◆ What to work on
Gather all lines with the word "value" in them.

◆ Dataset rows
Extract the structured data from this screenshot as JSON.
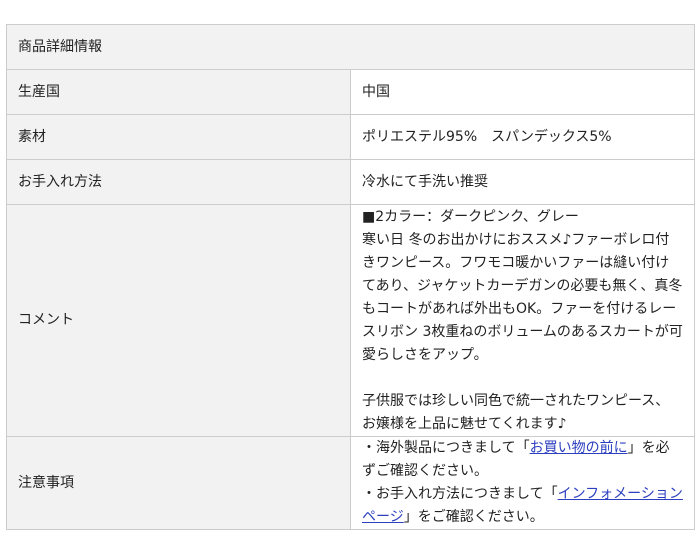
{
  "table": {
    "header": "商品詳細情報",
    "rows": {
      "origin": {
        "label": "生産国",
        "value": "中国"
      },
      "material": {
        "label": "素材",
        "value": "ポリエステル95%　スパンデックス5%"
      },
      "care": {
        "label": "お手入れ方法",
        "value": "冷水にて手洗い推奨"
      },
      "comment": {
        "label": "コメント",
        "line1": "■2カラー：ダークピンク、グレー",
        "para1": "寒い日 冬のお出かけにおススメ♪ファーボレロ付きワンピース。フワモコ暖かいファーは縫い付けてあり、ジャケットカーデガンの必要も無く、真冬もコートがあれば外出もOK。ファーを付けるレースリボン 3枚重ねのボリュームのあるスカートが可愛らしさをアップ。",
        "para2": "子供服では珍しい同色で統一されたワンピース、お嬢様を上品に魅せてくれます♪"
      },
      "notes": {
        "label": "注意事項",
        "note1_prefix": "・海外製品につきまして「",
        "note1_link": "お買い物の前に",
        "note1_suffix": "」を必ずご確認ください。",
        "note2_prefix": "・お手入れ方法につきまして「",
        "note2_link": "インフォメーションページ",
        "note2_suffix": "」をご確認ください。"
      }
    }
  },
  "colors": {
    "label_bg": "#f2f2f2",
    "border": "#cccccc",
    "link": "#2b3fbf"
  }
}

◆ Full answer
        "value": "中国"
        "value": "ポリエステル95%　スパンデックス5%"
        "value": "冷水にて手洗い推奨"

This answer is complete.